Can you return every line of the records below unchanged, omitting the pictures?

### Records in a dataset
* * * * * * * * *
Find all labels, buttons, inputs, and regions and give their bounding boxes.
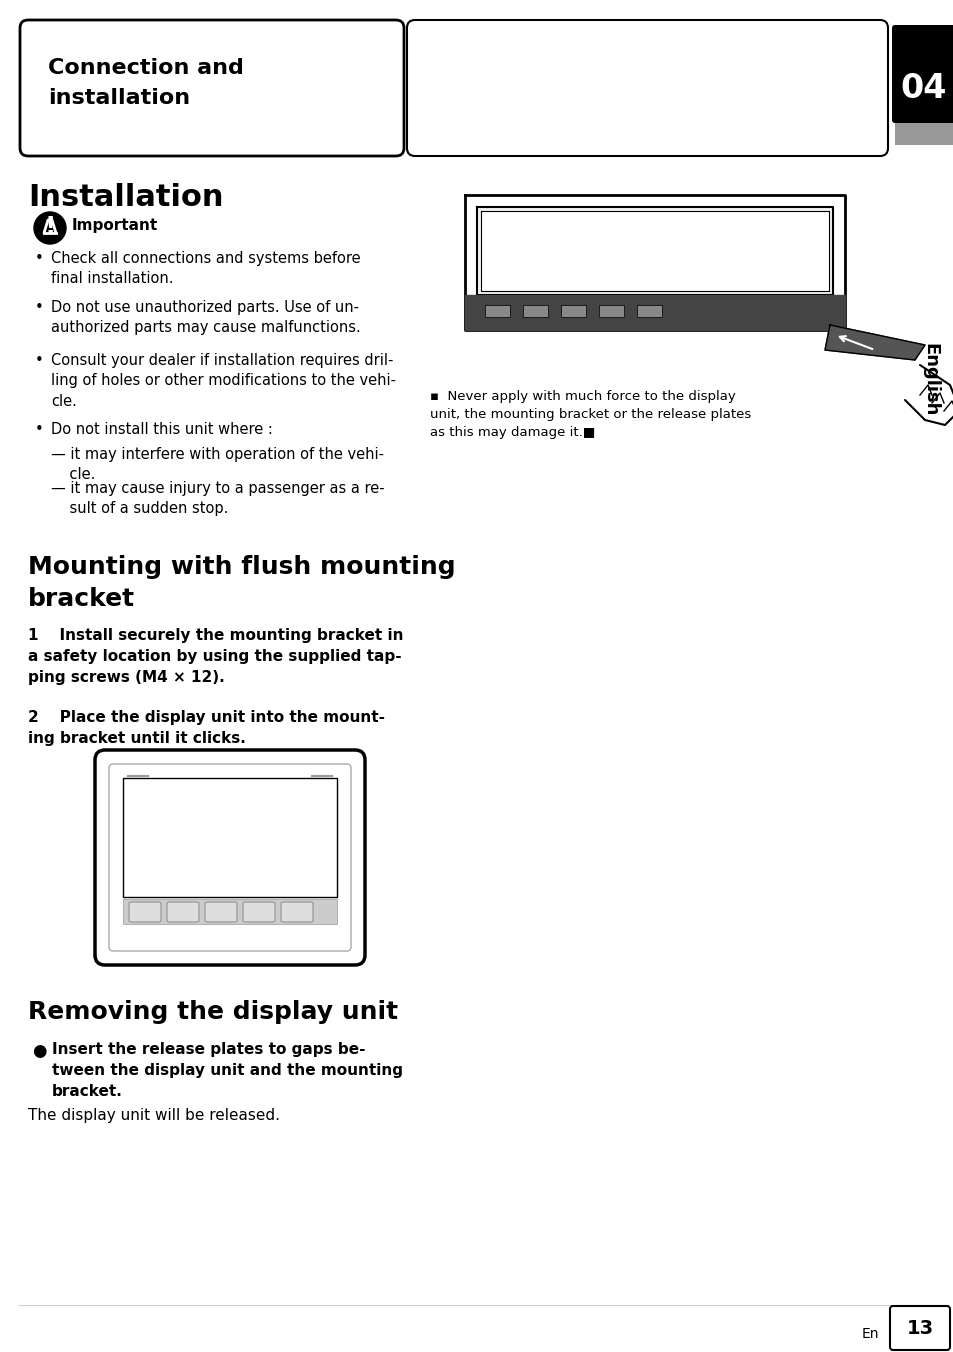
- FancyBboxPatch shape: [407, 20, 887, 155]
- Text: Check all connections and systems before
final installation.: Check all connections and systems before…: [51, 251, 360, 287]
- Bar: [637, 306, 661, 316]
- Bar: [522, 306, 547, 316]
- Bar: [598, 306, 623, 316]
- Text: ▪  Never apply with much force to the display
unit, the mounting bracket or the : ▪ Never apply with much force to the dis…: [430, 389, 750, 439]
- FancyBboxPatch shape: [205, 902, 236, 922]
- Text: Connection and
installation: Connection and installation: [48, 58, 244, 108]
- Text: Section: Section: [892, 28, 939, 38]
- FancyBboxPatch shape: [281, 902, 313, 922]
- Text: Mounting with flush mounting
bracket: Mounting with flush mounting bracket: [28, 556, 456, 611]
- Polygon shape: [464, 195, 844, 330]
- Text: Removing the display unit: Removing the display unit: [28, 1000, 397, 1023]
- FancyBboxPatch shape: [95, 750, 365, 965]
- FancyBboxPatch shape: [129, 902, 161, 922]
- Bar: [123, 899, 336, 923]
- Bar: [560, 306, 585, 316]
- FancyBboxPatch shape: [20, 20, 403, 155]
- FancyBboxPatch shape: [167, 902, 199, 922]
- Text: •: •: [35, 353, 44, 368]
- Text: ●: ●: [32, 1042, 47, 1060]
- Text: Consult your dealer if installation requires dril-
ling of holes or other modifi: Consult your dealer if installation requ…: [51, 353, 395, 408]
- Bar: [484, 306, 510, 316]
- Text: Installation: Installation: [28, 183, 223, 212]
- Text: 04: 04: [900, 72, 946, 104]
- Text: 2    Place the display unit into the mount-
ing bracket until it clicks.: 2 Place the display unit into the mount-…: [28, 710, 385, 746]
- Text: Do not install this unit where :: Do not install this unit where :: [51, 422, 273, 437]
- Text: Do not use unauthorized parts. Use of un-
authorized parts may cause malfunction: Do not use unauthorized parts. Use of un…: [51, 300, 360, 335]
- Polygon shape: [824, 324, 924, 360]
- Text: 13: 13: [905, 1318, 933, 1337]
- Text: !: !: [44, 215, 55, 239]
- Text: •: •: [35, 251, 44, 266]
- Text: Insert the release plates to gaps be-
tween the display unit and the mounting
br: Insert the release plates to gaps be- tw…: [52, 1042, 402, 1099]
- Circle shape: [34, 212, 66, 243]
- Bar: [123, 777, 336, 896]
- FancyBboxPatch shape: [243, 902, 274, 922]
- Text: English: English: [920, 343, 938, 416]
- FancyBboxPatch shape: [109, 764, 351, 950]
- Text: •: •: [35, 300, 44, 315]
- Polygon shape: [476, 207, 832, 295]
- Text: 1    Install securely the mounting bracket in
a safety location by using the sup: 1 Install securely the mounting bracket …: [28, 627, 403, 685]
- Text: •: •: [35, 422, 44, 437]
- Polygon shape: [464, 295, 844, 330]
- Text: — it may interfere with operation of the vehi-
    cle.: — it may interfere with operation of the…: [51, 448, 384, 483]
- Text: Important: Important: [71, 218, 158, 233]
- FancyBboxPatch shape: [889, 1306, 949, 1351]
- Polygon shape: [480, 211, 828, 291]
- Text: — it may cause injury to a passenger as a re-
    sult of a sudden stop.: — it may cause injury to a passenger as …: [51, 481, 384, 516]
- Bar: [894, 123, 953, 145]
- Text: The display unit will be released.: The display unit will be released.: [28, 1109, 280, 1124]
- Text: En: En: [861, 1328, 878, 1341]
- FancyBboxPatch shape: [891, 24, 953, 123]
* * * * * * * * *
### RESULT BELOW
Find all labels, buttons, inputs, and regions and give their bounding boxes.
- FancyBboxPatch shape: [407, 20, 887, 155]
- Text: Check all connections and systems before
final installation.: Check all connections and systems before…: [51, 251, 360, 287]
- Bar: [637, 306, 661, 316]
- Bar: [522, 306, 547, 316]
- Bar: [598, 306, 623, 316]
- Text: ▪  Never apply with much force to the display
unit, the mounting bracket or the : ▪ Never apply with much force to the dis…: [430, 389, 750, 439]
- FancyBboxPatch shape: [205, 902, 236, 922]
- Text: Connection and
installation: Connection and installation: [48, 58, 244, 108]
- Text: Section: Section: [892, 28, 939, 38]
- FancyBboxPatch shape: [281, 902, 313, 922]
- Text: Mounting with flush mounting
bracket: Mounting with flush mounting bracket: [28, 556, 456, 611]
- Polygon shape: [464, 195, 844, 330]
- Text: Removing the display unit: Removing the display unit: [28, 1000, 397, 1023]
- FancyBboxPatch shape: [95, 750, 365, 965]
- FancyBboxPatch shape: [129, 902, 161, 922]
- Bar: [123, 899, 336, 923]
- Bar: [560, 306, 585, 316]
- FancyBboxPatch shape: [20, 20, 403, 155]
- FancyBboxPatch shape: [167, 902, 199, 922]
- Text: •: •: [35, 353, 44, 368]
- Text: ●: ●: [32, 1042, 47, 1060]
- Text: Consult your dealer if installation requires dril-
ling of holes or other modifi: Consult your dealer if installation requ…: [51, 353, 395, 408]
- Bar: [484, 306, 510, 316]
- Text: Installation: Installation: [28, 183, 223, 212]
- Text: 04: 04: [900, 72, 946, 104]
- Text: 2    Place the display unit into the mount-
ing bracket until it clicks.: 2 Place the display unit into the mount-…: [28, 710, 385, 746]
- Text: Do not install this unit where :: Do not install this unit where :: [51, 422, 273, 437]
- Text: Do not use unauthorized parts. Use of un-
authorized parts may cause malfunction: Do not use unauthorized parts. Use of un…: [51, 300, 360, 335]
- Polygon shape: [824, 324, 924, 360]
- Text: 13: 13: [905, 1318, 933, 1337]
- Text: !: !: [44, 215, 55, 239]
- Text: •: •: [35, 251, 44, 266]
- Text: Insert the release plates to gaps be-
tween the display unit and the mounting
br: Insert the release plates to gaps be- tw…: [52, 1042, 402, 1099]
- Circle shape: [34, 212, 66, 243]
- Bar: [123, 777, 336, 896]
- FancyBboxPatch shape: [243, 902, 274, 922]
- Text: English: English: [920, 343, 938, 416]
- FancyBboxPatch shape: [109, 764, 351, 950]
- Text: •: •: [35, 300, 44, 315]
- Polygon shape: [476, 207, 832, 295]
- Text: 1    Install securely the mounting bracket in
a safety location by using the sup: 1 Install securely the mounting bracket …: [28, 627, 403, 685]
- Text: •: •: [35, 422, 44, 437]
- Polygon shape: [464, 295, 844, 330]
- Text: — it may interfere with operation of the vehi-
    cle.: — it may interfere with operation of the…: [51, 448, 384, 483]
- Text: Important: Important: [71, 218, 158, 233]
- FancyBboxPatch shape: [889, 1306, 949, 1351]
- Polygon shape: [480, 211, 828, 291]
- Text: — it may cause injury to a passenger as a re-
    sult of a sudden stop.: — it may cause injury to a passenger as …: [51, 481, 384, 516]
- Bar: [894, 123, 953, 145]
- Text: The display unit will be released.: The display unit will be released.: [28, 1109, 280, 1124]
- Text: En: En: [861, 1328, 878, 1341]
- FancyBboxPatch shape: [891, 24, 953, 123]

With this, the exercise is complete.